→ **TO DO**: Look through the listing and locate every line containing the word "Board"; copy those lines.

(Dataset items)
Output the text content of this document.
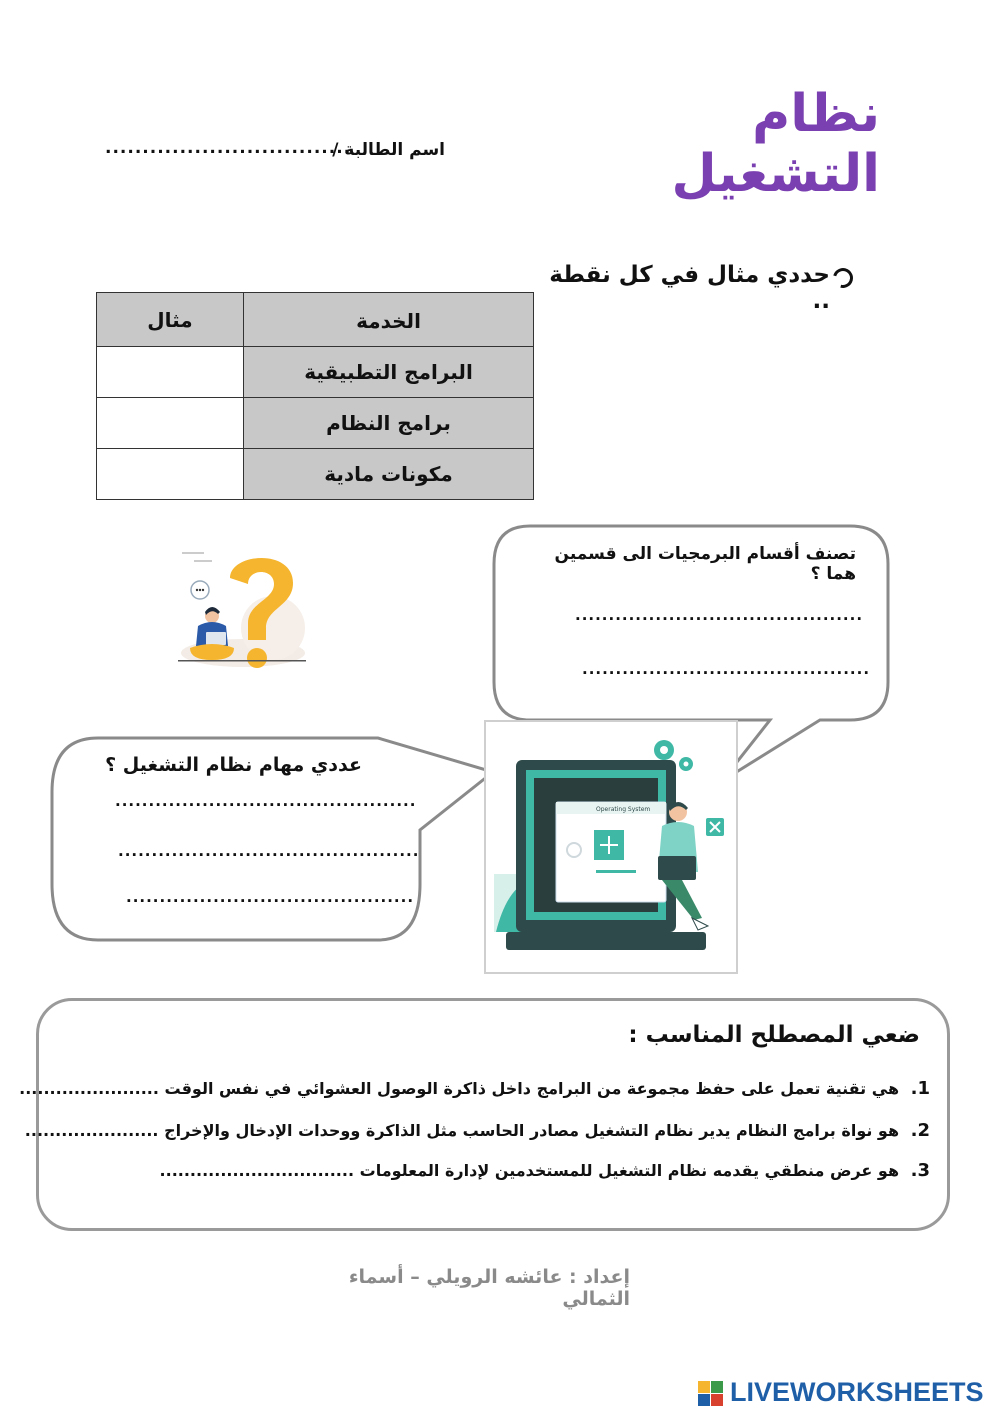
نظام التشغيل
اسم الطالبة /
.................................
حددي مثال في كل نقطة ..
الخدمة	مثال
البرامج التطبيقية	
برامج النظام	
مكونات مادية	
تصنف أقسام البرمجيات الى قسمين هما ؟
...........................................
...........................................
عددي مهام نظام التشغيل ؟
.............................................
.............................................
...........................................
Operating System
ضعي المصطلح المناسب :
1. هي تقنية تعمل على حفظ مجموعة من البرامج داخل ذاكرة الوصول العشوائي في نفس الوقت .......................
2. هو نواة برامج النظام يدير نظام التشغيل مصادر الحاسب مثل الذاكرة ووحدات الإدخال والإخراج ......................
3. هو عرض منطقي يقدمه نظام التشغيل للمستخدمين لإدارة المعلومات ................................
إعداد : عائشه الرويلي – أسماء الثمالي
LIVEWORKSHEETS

* * *

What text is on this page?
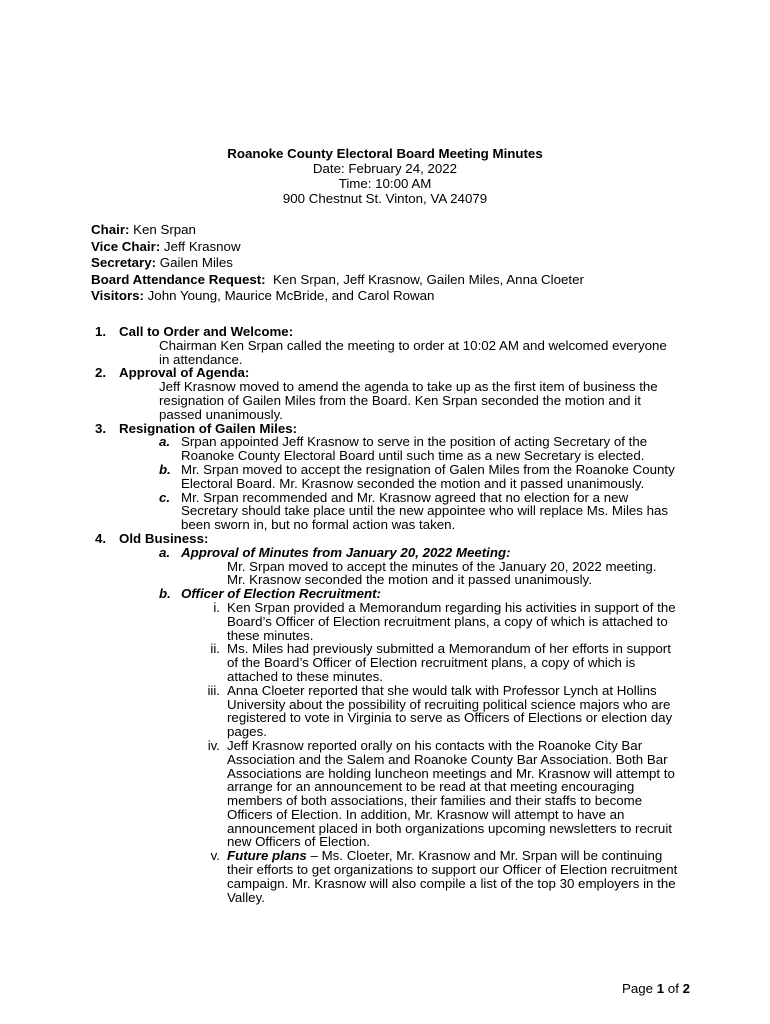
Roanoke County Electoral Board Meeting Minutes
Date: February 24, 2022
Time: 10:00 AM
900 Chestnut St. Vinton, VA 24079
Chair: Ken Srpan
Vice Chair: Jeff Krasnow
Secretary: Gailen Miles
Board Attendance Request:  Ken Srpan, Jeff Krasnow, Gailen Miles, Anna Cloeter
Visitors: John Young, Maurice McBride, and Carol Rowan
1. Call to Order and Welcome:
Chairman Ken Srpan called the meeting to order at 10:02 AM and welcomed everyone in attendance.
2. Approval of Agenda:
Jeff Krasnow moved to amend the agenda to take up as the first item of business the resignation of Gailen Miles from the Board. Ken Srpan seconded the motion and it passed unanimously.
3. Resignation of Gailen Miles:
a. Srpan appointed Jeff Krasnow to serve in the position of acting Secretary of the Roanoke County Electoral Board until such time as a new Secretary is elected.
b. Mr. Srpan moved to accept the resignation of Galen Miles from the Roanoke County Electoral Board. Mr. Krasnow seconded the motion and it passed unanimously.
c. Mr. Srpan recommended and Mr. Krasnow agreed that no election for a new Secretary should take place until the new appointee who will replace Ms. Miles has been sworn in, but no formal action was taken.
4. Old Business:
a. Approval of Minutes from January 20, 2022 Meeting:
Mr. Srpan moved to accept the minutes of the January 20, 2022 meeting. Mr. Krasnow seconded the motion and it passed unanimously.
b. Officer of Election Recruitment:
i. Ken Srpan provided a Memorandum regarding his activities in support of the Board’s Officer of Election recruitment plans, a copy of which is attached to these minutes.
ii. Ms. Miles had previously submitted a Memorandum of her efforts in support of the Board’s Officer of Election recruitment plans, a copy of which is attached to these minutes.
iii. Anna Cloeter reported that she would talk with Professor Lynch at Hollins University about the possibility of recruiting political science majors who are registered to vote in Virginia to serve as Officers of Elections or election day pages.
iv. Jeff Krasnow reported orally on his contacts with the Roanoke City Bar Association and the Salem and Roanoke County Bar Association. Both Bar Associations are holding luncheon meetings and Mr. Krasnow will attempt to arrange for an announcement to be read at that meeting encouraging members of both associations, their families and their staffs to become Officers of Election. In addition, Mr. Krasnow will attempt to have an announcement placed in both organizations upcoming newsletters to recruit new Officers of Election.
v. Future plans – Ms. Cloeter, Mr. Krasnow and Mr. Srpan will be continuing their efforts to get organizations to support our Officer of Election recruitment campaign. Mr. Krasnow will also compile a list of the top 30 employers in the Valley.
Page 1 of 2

→ **SOLUTION BELOW**:
Roanoke County Electoral Board Meeting Minutes
Board Attendance Request:  Ken Srpan, Jeff Krasnow, Gailen Miles, Anna Cloeter
Jeff Krasnow moved to amend the agenda to take up as the first item of business the resignation of Gailen Miles from the Board. Ken Srpan seconded the motion and it passed unanimously.
a. Srpan appointed Jeff Krasnow to serve in the position of acting Secretary of the Roanoke County Electoral Board until such time as a new Secretary is elected.
b. Mr. Srpan moved to accept the resignation of Galen Miles from the Roanoke County Electoral Board. Mr. Krasnow seconded the motion and it passed unanimously.
i. Ken Srpan provided a Memorandum regarding his activities in support of the Board’s Officer of Election recruitment plans, a copy of which is attached to these minutes.
ii. Ms. Miles had previously submitted a Memorandum of her efforts in support of the Board’s Officer of Election recruitment plans, a copy of which is attached to these minutes.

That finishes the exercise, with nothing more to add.